## What is asked:
Copy each line exactly.

------------------------

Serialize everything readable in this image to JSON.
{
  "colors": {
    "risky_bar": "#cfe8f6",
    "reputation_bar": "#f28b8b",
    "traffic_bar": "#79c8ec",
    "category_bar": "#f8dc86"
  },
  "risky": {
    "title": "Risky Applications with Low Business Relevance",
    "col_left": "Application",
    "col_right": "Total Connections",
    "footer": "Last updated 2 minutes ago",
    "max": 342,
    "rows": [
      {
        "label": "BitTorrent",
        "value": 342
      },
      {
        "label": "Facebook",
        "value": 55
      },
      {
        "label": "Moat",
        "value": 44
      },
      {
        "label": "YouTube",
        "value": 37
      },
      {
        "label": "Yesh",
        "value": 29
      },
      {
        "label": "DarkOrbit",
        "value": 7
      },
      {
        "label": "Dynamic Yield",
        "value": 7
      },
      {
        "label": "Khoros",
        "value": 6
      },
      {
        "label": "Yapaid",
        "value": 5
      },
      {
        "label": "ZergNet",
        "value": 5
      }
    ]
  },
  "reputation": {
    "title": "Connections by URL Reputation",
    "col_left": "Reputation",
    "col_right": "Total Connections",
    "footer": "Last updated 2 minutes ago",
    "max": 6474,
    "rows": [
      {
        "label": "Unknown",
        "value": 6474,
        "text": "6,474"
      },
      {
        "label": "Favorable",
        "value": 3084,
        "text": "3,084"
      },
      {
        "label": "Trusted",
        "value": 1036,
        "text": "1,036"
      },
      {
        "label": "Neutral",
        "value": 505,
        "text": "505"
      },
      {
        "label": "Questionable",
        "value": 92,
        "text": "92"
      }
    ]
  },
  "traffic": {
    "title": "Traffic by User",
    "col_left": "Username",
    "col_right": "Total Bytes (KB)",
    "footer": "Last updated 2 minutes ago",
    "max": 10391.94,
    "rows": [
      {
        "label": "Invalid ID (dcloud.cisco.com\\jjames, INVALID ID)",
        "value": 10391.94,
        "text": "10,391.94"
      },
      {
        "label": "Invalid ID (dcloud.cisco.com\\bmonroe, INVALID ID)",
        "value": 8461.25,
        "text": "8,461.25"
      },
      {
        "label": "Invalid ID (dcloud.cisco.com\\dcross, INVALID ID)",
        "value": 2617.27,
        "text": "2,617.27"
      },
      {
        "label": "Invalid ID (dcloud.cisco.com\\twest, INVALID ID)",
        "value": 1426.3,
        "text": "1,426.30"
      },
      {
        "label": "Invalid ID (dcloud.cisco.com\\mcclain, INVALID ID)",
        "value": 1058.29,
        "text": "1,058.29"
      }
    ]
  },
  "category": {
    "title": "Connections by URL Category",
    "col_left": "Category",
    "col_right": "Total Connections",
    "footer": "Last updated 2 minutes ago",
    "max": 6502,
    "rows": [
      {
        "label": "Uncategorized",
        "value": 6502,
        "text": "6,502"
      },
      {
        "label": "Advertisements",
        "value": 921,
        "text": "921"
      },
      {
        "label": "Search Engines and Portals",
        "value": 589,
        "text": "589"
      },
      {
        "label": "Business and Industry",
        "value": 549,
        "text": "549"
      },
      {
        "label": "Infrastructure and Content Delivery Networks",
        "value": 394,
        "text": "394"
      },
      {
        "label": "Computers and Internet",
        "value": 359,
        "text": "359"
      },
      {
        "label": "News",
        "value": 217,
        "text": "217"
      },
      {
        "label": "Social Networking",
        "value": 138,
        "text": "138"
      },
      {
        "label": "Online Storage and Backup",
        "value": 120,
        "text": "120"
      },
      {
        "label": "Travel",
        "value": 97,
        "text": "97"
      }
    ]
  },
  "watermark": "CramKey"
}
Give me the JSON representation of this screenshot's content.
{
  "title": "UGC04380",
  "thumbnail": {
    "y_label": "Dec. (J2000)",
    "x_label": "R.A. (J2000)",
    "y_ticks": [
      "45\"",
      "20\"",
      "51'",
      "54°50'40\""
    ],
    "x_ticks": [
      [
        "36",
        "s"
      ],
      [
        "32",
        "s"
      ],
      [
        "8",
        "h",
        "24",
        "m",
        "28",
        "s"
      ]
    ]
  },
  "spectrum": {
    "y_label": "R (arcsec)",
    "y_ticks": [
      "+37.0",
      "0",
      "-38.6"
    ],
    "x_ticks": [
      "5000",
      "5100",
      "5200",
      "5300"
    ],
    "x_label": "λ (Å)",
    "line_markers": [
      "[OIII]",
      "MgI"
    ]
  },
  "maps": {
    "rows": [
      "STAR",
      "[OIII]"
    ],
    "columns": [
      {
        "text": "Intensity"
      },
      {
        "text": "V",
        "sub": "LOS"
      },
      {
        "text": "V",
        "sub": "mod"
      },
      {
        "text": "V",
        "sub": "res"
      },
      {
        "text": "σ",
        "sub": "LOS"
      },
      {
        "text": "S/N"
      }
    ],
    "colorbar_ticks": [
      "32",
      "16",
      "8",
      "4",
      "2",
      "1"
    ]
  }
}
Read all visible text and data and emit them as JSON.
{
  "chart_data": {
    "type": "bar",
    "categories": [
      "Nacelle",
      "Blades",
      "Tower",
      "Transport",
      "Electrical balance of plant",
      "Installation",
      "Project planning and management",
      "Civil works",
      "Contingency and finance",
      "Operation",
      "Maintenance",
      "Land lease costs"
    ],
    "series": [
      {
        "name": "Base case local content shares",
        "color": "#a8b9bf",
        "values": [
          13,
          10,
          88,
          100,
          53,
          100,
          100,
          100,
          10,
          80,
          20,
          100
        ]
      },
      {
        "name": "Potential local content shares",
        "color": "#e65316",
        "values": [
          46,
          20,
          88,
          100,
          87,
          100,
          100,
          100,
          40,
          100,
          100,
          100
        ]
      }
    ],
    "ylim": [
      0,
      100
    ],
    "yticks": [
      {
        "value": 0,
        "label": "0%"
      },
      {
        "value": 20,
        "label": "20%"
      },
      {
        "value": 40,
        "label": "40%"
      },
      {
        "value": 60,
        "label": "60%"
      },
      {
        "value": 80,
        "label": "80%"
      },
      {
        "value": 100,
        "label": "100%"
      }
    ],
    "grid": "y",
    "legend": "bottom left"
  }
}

------------------------

## Problem solution:
Serialize everything readable in this image to JSON.
{
  "colors": {
    "risky_bar": "#cfe8f6",
    "reputation_bar": "#f28b8b",
    "traffic_bar": "#79c8ec",
    "category_bar": "#f8dc86"
  },
  "risky": {
    "title": "Risky Applications with Low Business Relevance",
    "col_left": "Application",
    "col_right": "Total Connections",
    "footer": "Last updated 2 minutes ago",
    "max": 342,
    "rows": [
      {
        "label": "BitTorrent",
        "value": 342
      },
      {
        "label": "Facebook",
        "value": 55
      },
      {
        "label": "Moat",
        "value": 44
      },
      {
        "label": "YouTube",
        "value": 37
      },
      {
        "label": "Yesh",
        "value": 29
      },
      {
        "label": "DarkOrbit",
        "value": 7
      },
      {
        "label": "Dynamic Yield",
        "value": 7
      },
      {
        "label": "Khoros",
        "value": 6
      },
      {
        "label": "Yapaid",
        "value": 5
      },
      {
        "label": "ZergNet",
        "value": 5
      }
    ]
  },
  "reputation": {
    "title": "Connections by URL Reputation",
    "col_left": "Reputation",
    "col_right": "Total Connections",
    "footer": "Last updated 2 minutes ago",
    "max": 6474,
    "rows": [
      {
        "label": "Unknown",
        "value": 6474,
        "text": "6,474"
      },
      {
        "label": "Favorable",
        "value": 3084,
        "text": "3,084"
      },
      {
        "label": "Trusted",
        "value": 1036,
        "text": "1,036"
      },
      {
        "label": "Neutral",
        "value": 505,
        "text": "505"
      },
      {
        "label": "Questionable",
        "value": 92,
        "text": "92"
      }
    ]
  },
  "traffic": {
    "title": "Traffic by User",
    "col_left": "Username",
    "col_right": "Total Bytes (KB)",
    "footer": "Last updated 2 minutes ago",
    "max": 10391.94,
    "rows": [
      {
        "label": "Invalid ID (dcloud.cisco.com\\jjames, INVALID ID)",
        "value": 10391.94,
        "text": "10,391.94"
      },
      {
        "label": "Invalid ID (dcloud.cisco.com\\bmonroe, INVALID ID)",
        "value": 8461.25,
        "text": "8,461.25"
      },
      {
        "label": "Invalid ID (dcloud.cisco.com\\dcross, INVALID ID)",
        "value": 2617.27,
        "text": "2,617.27"
      },
      {
        "label": "Invalid ID (dcloud.cisco.com\\twest, INVALID ID)",
        "value": 1426.3,
        "text": "1,426.30"
      },
      {
        "label": "Invalid ID (dcloud.cisco.com\\mcclain, INVALID ID)",
        "value": 1058.29,
        "text": "1,058.29"
      }
    ]
  },
  "category": {
    "title": "Connections by URL Category",
    "col_left": "Category",
    "col_right": "Total Connections",
    "footer": "Last updated 2 minutes ago",
    "max": 6502,
    "rows": [
      {
        "label": "Uncategorized",
        "value": 6502,
        "text": "6,502"
      },
      {
        "label": "Advertisements",
        "value": 921,
        "text": "921"
      },
      {
        "label": "Search Engines and Portals",
        "value": 589,
        "text": "589"
      },
      {
        "label": "Business and Industry",
        "value": 549,
        "text": "549"
      },
      {
        "label": "Infrastructure and Content Delivery Networks",
        "value": 394,
        "text": "394"
      },
      {
        "label": "Computers and Internet",
        "value": 359,
        "text": "359"
      },
      {
        "label": "News",
        "value": 217,
        "text": "217"
      },
      {
        "label": "Social Networking",
        "value": 138,
        "text": "138"
      },
      {
        "label": "Online Storage and Backup",
        "value": 120,
        "text": "120"
      },
      {
        "label": "Travel",
        "value": 97,
        "text": "97"
      }
    ]
  },
  "watermark": "CramKey"
}
Give me the JSON representation of this screenshot's content.
{
  "title": "UGC04380",
  "thumbnail": {
    "y_label": "Dec. (J2000)",
    "x_label": "R.A. (J2000)",
    "y_ticks": [
      "45\"",
      "20\"",
      "51'",
      "54°50'40\""
    ],
    "x_ticks": [
      [
        "36",
        "s"
      ],
      [
        "32",
        "s"
      ],
      [
        "8",
        "h",
        "24",
        "m",
        "28",
        "s"
      ]
    ]
  },
  "spectrum": {
    "y_label": "R (arcsec)",
    "y_ticks": [
      "+37.0",
      "0",
      "-38.6"
    ],
    "x_ticks": [
      "5000",
      "5100",
      "5200",
      "5300"
    ],
    "x_label": "λ (Å)",
    "line_markers": [
      "[OIII]",
      "MgI"
    ]
  },
  "maps": {
    "rows": [
      "STAR",
      "[OIII]"
    ],
    "columns": [
      {
        "text": "Intensity"
      },
      {
        "text": "V",
        "sub": "LOS"
      },
      {
        "text": "V",
        "sub": "mod"
      },
      {
        "text": "V",
        "sub": "res"
      },
      {
        "text": "σ",
        "sub": "LOS"
      },
      {
        "text": "S/N"
      }
    ],
    "colorbar_ticks": [
      "32",
      "16",
      "8",
      "4",
      "2",
      "1"
    ]
  }
}
Read all visible text and data and emit them as JSON.
{
  "chart_data": {
    "type": "bar",
    "categories": [
      "Nacelle",
      "Blades",
      "Tower",
      "Transport",
      "Electrical balance of plant",
      "Installation",
      "Project planning and management",
      "Civil works",
      "Contingency and finance",
      "Operation",
      "Maintenance",
      "Land lease costs"
    ],
    "series": [
      {
        "name": "Base case local content shares",
        "color": "#a8b9bf",
        "values": [
          13,
          10,
          88,
          100,
          53,
          100,
          100,
          100,
          10,
          80,
          20,
          100
        ]
      },
      {
        "name": "Potential local content shares",
        "color": "#e65316",
        "values": [
          46,
          20,
          88,
          100,
          87,
          100,
          100,
          100,
          40,
          100,
          100,
          100
        ]
      }
    ],
    "ylim": [
      0,
      100
    ],
    "yticks": [
      {
        "value": 0,
        "label": "0%"
      },
      {
        "value": 20,
        "label": "20%"
      },
      {
        "value": 40,
        "label": "40%"
      },
      {
        "value": 60,
        "label": "60%"
      },
      {
        "value": 80,
        "label": "80%"
      },
      {
        "value": 100,
        "label": "100%"
      }
    ],
    "grid": "y",
    "legend": "bottom left"
  }
}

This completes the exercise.